[Data items]
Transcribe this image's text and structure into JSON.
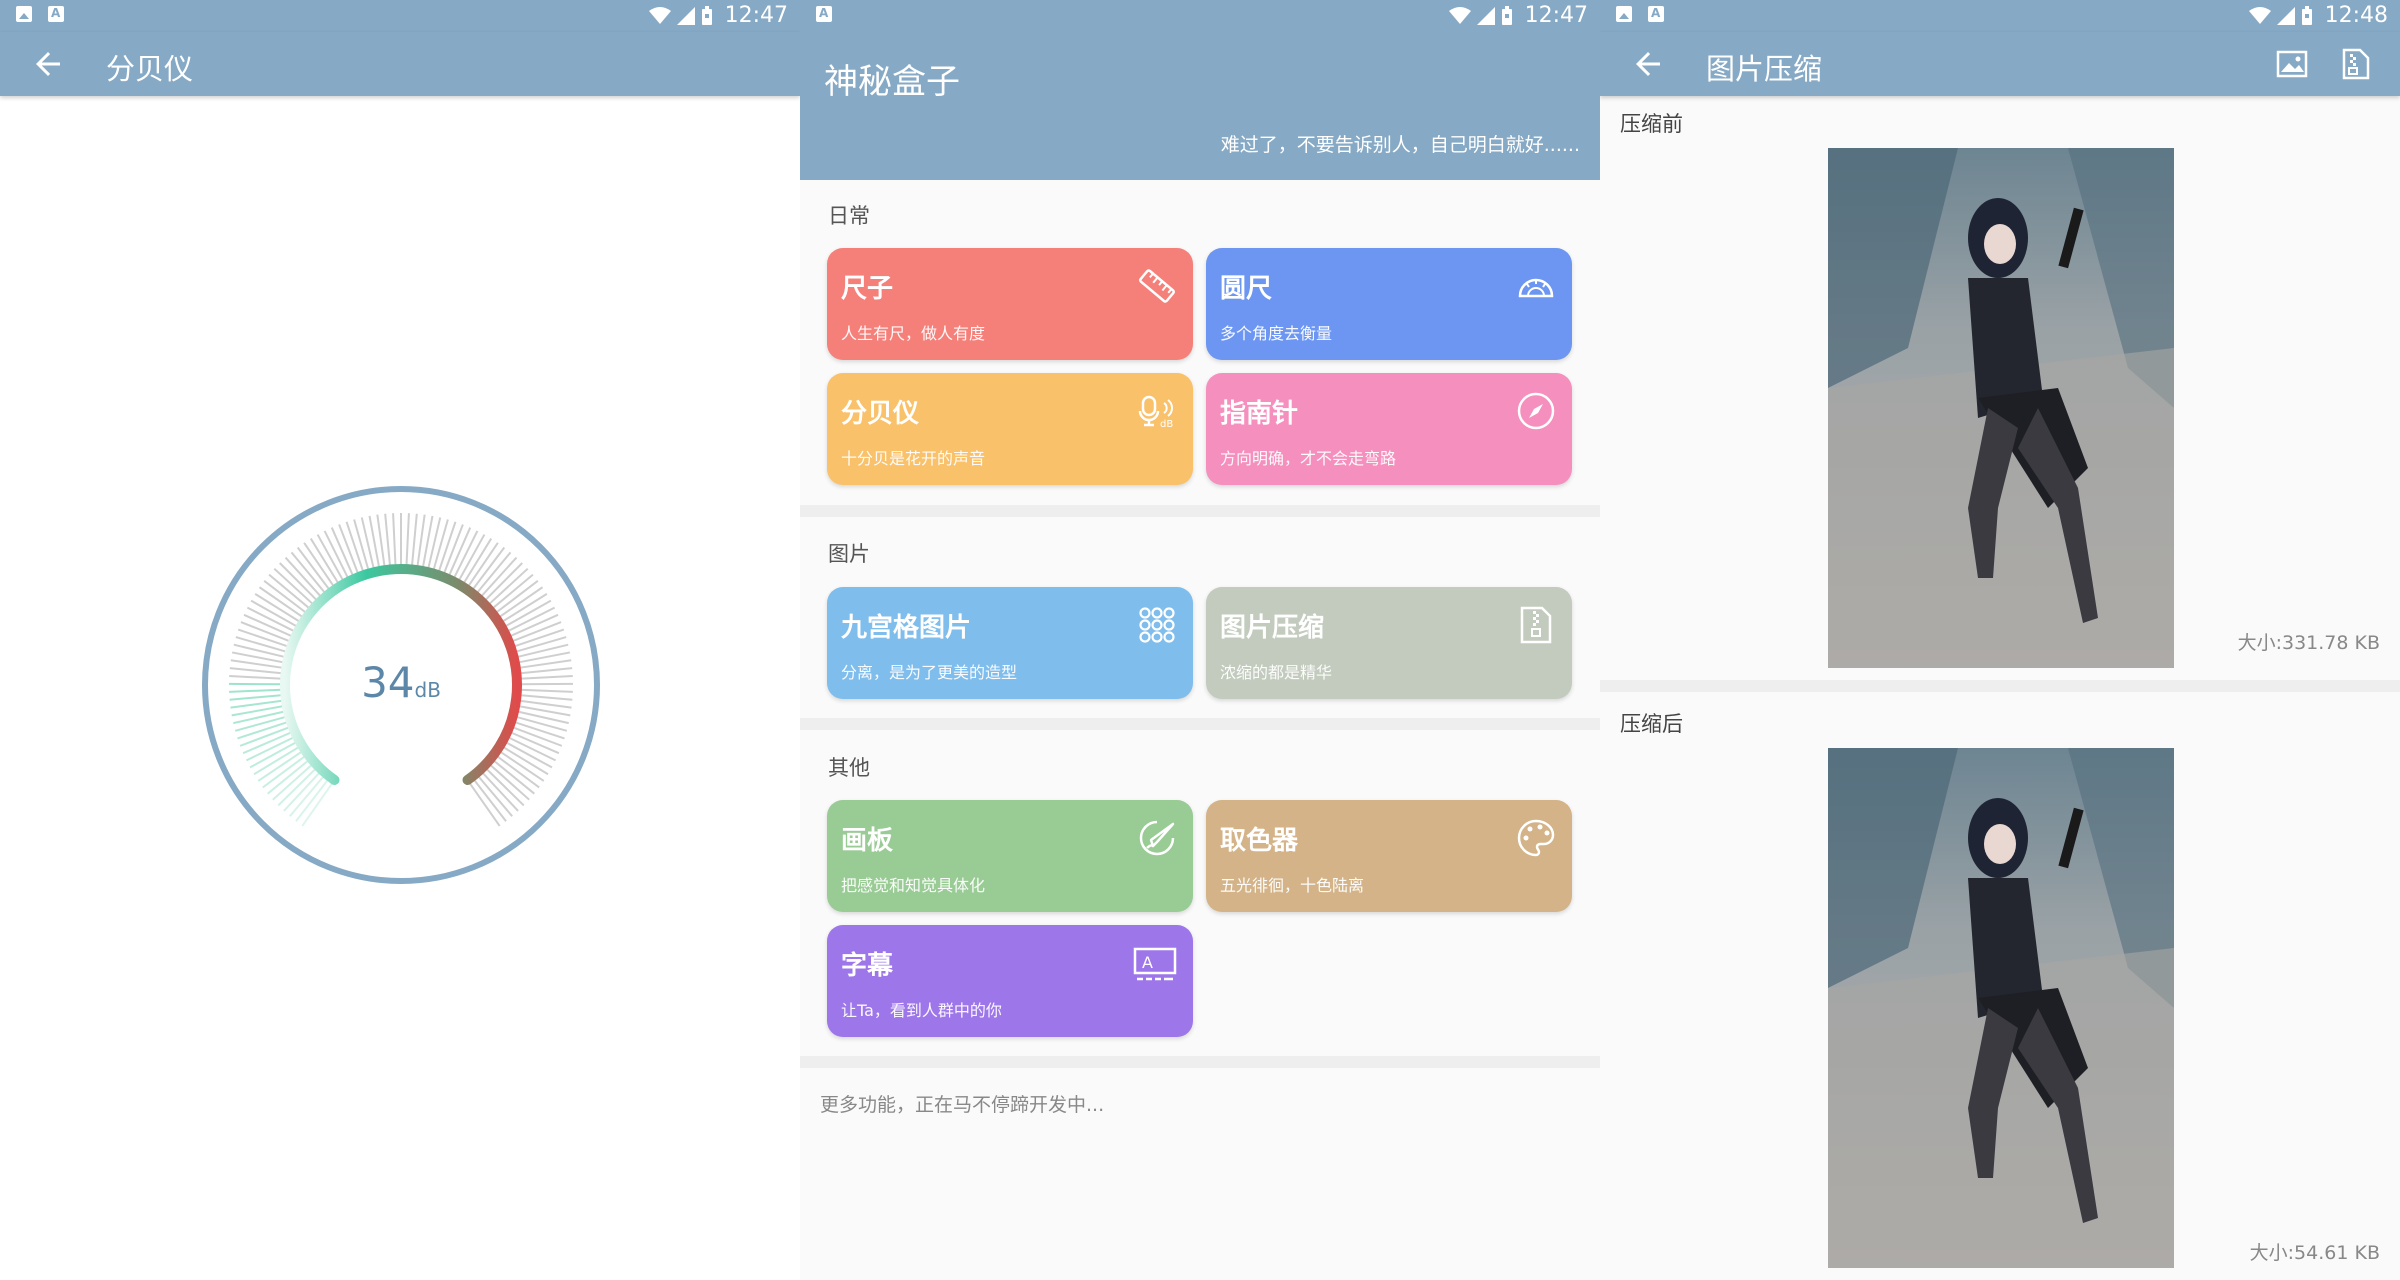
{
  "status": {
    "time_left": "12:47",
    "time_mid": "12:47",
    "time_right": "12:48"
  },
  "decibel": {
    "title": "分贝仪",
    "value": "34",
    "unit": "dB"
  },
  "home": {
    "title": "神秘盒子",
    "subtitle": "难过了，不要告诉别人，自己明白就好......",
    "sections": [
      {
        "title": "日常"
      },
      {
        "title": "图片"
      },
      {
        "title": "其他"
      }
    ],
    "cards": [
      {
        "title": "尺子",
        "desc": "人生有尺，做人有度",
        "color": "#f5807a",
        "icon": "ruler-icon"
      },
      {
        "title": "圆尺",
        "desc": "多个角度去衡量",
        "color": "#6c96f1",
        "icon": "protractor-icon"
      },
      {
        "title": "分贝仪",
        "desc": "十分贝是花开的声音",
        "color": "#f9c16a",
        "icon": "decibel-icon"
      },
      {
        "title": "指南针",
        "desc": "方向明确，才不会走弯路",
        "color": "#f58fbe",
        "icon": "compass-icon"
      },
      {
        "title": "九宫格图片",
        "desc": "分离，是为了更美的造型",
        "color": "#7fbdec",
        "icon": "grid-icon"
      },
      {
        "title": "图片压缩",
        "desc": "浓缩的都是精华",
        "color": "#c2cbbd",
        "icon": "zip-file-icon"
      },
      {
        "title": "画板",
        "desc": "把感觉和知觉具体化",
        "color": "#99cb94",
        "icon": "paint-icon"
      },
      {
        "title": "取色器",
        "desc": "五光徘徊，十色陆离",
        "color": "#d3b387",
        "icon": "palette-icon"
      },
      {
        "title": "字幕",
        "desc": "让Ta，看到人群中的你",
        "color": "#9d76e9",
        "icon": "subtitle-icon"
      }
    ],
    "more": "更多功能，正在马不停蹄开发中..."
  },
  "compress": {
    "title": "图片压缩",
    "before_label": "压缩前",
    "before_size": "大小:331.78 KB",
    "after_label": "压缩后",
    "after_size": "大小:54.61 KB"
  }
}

== Task statement ==
Reproduce every line above as written, skipping pictures.

== Task response ==
Transcribe this image's text and structure into JSON.
{
  "status": {
    "time_left": "12:47",
    "time_mid": "12:47",
    "time_right": "12:48"
  },
  "decibel": {
    "title": "分贝仪",
    "value": "34",
    "unit": "dB"
  },
  "home": {
    "title": "神秘盒子",
    "subtitle": "难过了，不要告诉别人，自己明白就好......",
    "sections": [
      {
        "title": "日常"
      },
      {
        "title": "图片"
      },
      {
        "title": "其他"
      }
    ],
    "cards": [
      {
        "title": "尺子",
        "desc": "人生有尺，做人有度",
        "color": "#f5807a",
        "icon": "ruler-icon"
      },
      {
        "title": "圆尺",
        "desc": "多个角度去衡量",
        "color": "#6c96f1",
        "icon": "protractor-icon"
      },
      {
        "title": "分贝仪",
        "desc": "十分贝是花开的声音",
        "color": "#f9c16a",
        "icon": "decibel-icon"
      },
      {
        "title": "指南针",
        "desc": "方向明确，才不会走弯路",
        "color": "#f58fbe",
        "icon": "compass-icon"
      },
      {
        "title": "九宫格图片",
        "desc": "分离，是为了更美的造型",
        "color": "#7fbdec",
        "icon": "grid-icon"
      },
      {
        "title": "图片压缩",
        "desc": "浓缩的都是精华",
        "color": "#c2cbbd",
        "icon": "zip-file-icon"
      },
      {
        "title": "画板",
        "desc": "把感觉和知觉具体化",
        "color": "#99cb94",
        "icon": "paint-icon"
      },
      {
        "title": "取色器",
        "desc": "五光徘徊，十色陆离",
        "color": "#d3b387",
        "icon": "palette-icon"
      },
      {
        "title": "字幕",
        "desc": "让Ta，看到人群中的你",
        "color": "#9d76e9",
        "icon": "subtitle-icon"
      }
    ],
    "more": "更多功能，正在马不停蹄开发中..."
  },
  "compress": {
    "title": "图片压缩",
    "before_label": "压缩前",
    "before_size": "大小:331.78 KB",
    "after_label": "压缩后",
    "after_size": "大小:54.61 KB"
  }
}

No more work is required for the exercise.